WHAT IS NEEDED:
Restate each of the lines below word for word and drop every picture.

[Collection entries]
====================
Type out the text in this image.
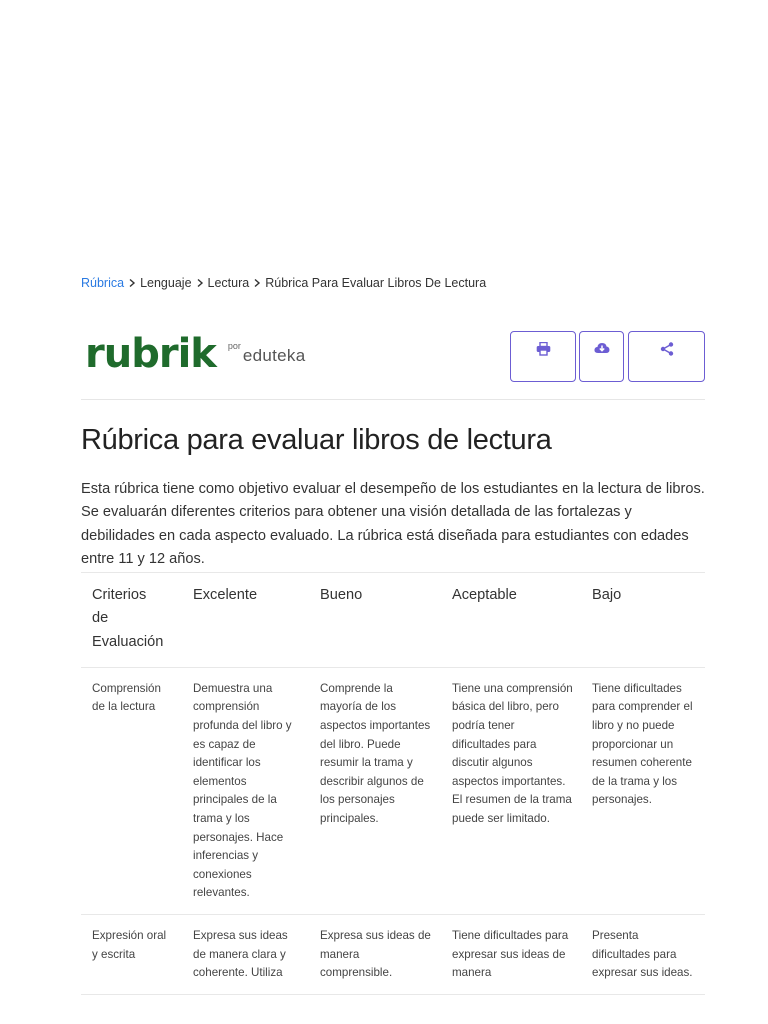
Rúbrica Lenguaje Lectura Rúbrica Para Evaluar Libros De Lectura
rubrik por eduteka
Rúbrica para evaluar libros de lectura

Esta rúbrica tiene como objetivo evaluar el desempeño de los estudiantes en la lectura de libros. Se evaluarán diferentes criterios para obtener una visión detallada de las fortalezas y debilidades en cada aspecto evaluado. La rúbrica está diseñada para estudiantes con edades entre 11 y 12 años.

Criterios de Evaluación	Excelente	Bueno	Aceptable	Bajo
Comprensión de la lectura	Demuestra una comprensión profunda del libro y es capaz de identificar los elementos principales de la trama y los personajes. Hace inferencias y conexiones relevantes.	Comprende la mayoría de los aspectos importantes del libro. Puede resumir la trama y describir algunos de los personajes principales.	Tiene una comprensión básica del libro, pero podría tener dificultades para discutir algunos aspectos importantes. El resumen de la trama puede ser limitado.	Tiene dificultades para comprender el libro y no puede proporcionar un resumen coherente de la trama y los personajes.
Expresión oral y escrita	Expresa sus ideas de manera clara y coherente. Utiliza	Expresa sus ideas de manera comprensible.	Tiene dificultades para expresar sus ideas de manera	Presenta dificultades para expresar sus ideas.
====================
OUTPUT:
Type out the text in this image.
Rúbrica Lenguaje Lectura Rúbrica Para Evaluar Libros De Lectura
rubrik por eduteka
Rúbrica para evaluar libros de lectura

Esta rúbrica tiene como objetivo evaluar el desempeño de los estudiantes en la lectura de libros. Se evaluarán diferentes criterios para obtener una visión detallada de las fortalezas y debilidades en cada aspecto evaluado. La rúbrica está diseñada para estudiantes con edades entre 11 y 12 años.

Criterios de Evaluación	Excelente	Bueno	Aceptable	Bajo
Comprensión de la lectura	Demuestra una comprensión profunda del libro y es capaz de identificar los elementos principales de la trama y los personajes. Hace inferencias y conexiones relevantes.	Comprende la mayoría de los aspectos importantes del libro. Puede resumir la trama y describir algunos de los personajes principales.	Tiene una comprensión básica del libro, pero podría tener dificultades para discutir algunos aspectos importantes. El resumen de la trama puede ser limitado.	Tiene dificultades para comprender el libro y no puede proporcionar un resumen coherente de la trama y los personajes.
Expresión oral y escrita	Expresa sus ideas de manera clara y coherente. Utiliza	Expresa sus ideas de manera comprensible.	Tiene dificultades para expresar sus ideas de manera	Presenta dificultades para expresar sus ideas.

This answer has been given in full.